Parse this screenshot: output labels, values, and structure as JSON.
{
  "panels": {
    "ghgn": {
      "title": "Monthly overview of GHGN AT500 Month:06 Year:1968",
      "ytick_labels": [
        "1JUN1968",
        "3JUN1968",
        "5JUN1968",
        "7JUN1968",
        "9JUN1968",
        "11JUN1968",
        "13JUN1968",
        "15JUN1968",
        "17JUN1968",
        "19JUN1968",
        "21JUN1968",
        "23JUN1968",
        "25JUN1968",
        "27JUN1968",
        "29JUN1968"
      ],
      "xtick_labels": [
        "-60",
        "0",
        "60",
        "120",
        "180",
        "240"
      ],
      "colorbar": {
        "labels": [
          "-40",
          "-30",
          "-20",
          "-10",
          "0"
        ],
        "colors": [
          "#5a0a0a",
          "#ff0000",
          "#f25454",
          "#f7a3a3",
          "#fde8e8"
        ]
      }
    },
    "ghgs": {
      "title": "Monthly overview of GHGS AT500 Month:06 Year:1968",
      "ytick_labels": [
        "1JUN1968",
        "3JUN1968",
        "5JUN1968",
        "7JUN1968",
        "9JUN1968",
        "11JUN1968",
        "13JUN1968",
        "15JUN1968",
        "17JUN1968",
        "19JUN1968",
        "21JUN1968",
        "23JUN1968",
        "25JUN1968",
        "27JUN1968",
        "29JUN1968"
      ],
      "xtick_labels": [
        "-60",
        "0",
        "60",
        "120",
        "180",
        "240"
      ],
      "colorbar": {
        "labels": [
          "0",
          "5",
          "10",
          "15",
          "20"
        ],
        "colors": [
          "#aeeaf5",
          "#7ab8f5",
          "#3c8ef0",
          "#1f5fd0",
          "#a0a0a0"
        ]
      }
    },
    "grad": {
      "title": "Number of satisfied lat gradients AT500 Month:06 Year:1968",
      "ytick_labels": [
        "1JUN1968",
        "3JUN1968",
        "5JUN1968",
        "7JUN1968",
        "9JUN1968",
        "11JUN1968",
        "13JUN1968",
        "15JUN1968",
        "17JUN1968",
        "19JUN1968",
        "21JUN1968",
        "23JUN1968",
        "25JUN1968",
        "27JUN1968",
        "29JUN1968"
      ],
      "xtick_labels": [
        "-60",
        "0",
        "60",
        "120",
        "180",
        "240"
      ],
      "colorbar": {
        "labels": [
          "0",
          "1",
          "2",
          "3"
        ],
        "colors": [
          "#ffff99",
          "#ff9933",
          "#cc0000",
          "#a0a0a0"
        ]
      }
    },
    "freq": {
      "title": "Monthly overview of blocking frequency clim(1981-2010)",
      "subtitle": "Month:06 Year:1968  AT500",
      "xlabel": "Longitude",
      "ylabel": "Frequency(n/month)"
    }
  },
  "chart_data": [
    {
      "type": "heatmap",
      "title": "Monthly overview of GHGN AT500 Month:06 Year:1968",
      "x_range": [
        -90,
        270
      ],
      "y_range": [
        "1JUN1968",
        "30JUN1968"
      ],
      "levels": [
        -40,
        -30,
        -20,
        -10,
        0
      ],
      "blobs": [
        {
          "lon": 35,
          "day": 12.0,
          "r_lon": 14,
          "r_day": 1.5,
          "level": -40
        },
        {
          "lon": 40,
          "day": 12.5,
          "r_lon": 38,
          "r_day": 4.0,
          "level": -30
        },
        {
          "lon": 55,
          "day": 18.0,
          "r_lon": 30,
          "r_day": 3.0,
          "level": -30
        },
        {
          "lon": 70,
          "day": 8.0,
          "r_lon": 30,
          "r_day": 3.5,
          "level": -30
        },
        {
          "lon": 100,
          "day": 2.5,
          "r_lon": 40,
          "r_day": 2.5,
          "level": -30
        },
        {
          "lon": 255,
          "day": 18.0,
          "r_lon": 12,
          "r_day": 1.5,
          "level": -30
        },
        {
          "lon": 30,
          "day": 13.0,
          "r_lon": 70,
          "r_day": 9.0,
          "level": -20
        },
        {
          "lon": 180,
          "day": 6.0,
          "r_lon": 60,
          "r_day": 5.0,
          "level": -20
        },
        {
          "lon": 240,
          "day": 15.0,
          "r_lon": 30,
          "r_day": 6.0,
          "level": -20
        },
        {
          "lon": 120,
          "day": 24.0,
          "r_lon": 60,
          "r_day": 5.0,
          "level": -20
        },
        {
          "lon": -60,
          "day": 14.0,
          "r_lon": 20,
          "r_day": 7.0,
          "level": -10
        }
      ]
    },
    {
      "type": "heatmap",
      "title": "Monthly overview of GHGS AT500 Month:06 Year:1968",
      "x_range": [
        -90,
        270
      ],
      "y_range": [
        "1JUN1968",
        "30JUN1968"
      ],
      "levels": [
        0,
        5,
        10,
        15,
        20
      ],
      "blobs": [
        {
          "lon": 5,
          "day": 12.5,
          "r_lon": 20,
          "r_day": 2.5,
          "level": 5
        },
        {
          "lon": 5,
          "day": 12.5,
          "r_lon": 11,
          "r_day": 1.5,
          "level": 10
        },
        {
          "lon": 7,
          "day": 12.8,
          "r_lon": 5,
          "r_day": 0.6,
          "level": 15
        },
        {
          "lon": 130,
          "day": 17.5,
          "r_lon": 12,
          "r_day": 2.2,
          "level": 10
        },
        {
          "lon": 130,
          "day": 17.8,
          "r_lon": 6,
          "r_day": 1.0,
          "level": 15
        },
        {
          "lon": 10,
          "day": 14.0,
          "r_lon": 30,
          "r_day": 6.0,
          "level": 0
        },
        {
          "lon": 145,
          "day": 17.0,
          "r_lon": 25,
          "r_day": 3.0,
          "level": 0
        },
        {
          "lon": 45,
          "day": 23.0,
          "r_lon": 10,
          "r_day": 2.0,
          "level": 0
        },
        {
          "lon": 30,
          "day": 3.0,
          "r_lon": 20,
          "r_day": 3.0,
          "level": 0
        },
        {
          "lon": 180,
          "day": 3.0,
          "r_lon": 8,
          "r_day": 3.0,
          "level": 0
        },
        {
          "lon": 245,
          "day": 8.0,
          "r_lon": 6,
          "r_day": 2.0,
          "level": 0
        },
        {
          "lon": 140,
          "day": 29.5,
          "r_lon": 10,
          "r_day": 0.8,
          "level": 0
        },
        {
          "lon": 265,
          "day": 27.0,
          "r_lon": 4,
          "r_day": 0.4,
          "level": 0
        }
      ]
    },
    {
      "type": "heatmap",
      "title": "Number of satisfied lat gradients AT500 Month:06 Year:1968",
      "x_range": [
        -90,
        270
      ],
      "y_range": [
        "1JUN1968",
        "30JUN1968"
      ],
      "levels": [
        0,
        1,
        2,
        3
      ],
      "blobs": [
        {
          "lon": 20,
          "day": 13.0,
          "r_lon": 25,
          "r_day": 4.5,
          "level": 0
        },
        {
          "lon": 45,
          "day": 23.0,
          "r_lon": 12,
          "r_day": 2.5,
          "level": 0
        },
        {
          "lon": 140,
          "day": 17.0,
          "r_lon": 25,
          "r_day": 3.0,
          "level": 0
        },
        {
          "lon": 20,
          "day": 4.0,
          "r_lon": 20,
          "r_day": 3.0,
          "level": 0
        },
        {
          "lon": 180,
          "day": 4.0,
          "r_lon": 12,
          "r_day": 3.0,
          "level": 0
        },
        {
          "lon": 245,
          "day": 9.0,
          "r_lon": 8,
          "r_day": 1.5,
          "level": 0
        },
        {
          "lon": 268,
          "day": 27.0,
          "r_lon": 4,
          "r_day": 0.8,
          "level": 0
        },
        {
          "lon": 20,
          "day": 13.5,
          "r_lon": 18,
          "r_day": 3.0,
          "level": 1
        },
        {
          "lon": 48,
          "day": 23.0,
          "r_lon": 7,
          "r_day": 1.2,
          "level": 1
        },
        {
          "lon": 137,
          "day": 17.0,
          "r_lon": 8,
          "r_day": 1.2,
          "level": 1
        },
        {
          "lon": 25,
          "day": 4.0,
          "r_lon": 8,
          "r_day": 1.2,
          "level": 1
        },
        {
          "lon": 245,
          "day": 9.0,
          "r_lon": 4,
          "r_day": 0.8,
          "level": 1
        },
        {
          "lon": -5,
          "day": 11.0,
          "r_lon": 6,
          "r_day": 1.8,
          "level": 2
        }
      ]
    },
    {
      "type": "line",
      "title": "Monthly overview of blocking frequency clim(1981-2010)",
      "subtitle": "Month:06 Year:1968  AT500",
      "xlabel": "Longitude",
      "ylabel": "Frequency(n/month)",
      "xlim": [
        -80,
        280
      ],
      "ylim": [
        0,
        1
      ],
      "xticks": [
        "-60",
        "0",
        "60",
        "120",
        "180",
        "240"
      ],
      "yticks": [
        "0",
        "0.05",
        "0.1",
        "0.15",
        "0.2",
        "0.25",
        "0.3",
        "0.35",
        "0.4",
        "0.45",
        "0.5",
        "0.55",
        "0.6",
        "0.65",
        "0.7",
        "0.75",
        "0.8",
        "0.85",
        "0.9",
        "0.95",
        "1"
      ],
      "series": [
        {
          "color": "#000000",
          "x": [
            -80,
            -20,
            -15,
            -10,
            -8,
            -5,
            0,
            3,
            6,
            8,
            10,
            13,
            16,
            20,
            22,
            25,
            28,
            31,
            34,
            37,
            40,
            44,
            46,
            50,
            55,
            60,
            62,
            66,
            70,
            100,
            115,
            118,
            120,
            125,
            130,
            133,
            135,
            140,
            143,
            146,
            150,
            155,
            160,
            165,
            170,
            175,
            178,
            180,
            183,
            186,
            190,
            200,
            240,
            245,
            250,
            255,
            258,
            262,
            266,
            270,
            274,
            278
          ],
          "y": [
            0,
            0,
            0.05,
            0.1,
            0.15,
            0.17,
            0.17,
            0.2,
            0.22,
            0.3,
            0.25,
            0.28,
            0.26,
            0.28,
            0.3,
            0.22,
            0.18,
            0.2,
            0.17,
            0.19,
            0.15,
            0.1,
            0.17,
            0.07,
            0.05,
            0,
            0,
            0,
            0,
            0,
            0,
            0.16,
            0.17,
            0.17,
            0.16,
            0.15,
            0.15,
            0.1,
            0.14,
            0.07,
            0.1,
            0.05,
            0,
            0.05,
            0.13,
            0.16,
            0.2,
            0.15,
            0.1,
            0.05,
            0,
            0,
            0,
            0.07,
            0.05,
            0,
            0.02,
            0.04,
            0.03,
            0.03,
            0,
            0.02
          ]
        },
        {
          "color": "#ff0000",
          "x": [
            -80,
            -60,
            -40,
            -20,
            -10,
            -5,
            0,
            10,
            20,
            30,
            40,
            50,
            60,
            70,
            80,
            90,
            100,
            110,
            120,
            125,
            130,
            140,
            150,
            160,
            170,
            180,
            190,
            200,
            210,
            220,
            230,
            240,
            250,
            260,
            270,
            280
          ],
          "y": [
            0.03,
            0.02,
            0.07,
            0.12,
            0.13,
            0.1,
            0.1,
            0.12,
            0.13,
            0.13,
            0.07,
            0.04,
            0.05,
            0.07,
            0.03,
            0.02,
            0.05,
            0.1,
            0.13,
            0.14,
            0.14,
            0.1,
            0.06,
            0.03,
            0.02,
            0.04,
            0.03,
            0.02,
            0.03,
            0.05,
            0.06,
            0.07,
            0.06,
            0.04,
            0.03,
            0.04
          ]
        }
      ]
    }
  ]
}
#####
#### Work required
Gather, from the listing above, every line carrying the word "ylabel".

#### Written solution
      "ylabel": "Frequency(n/month)"
      "ylabel": "Frequency(n/month)",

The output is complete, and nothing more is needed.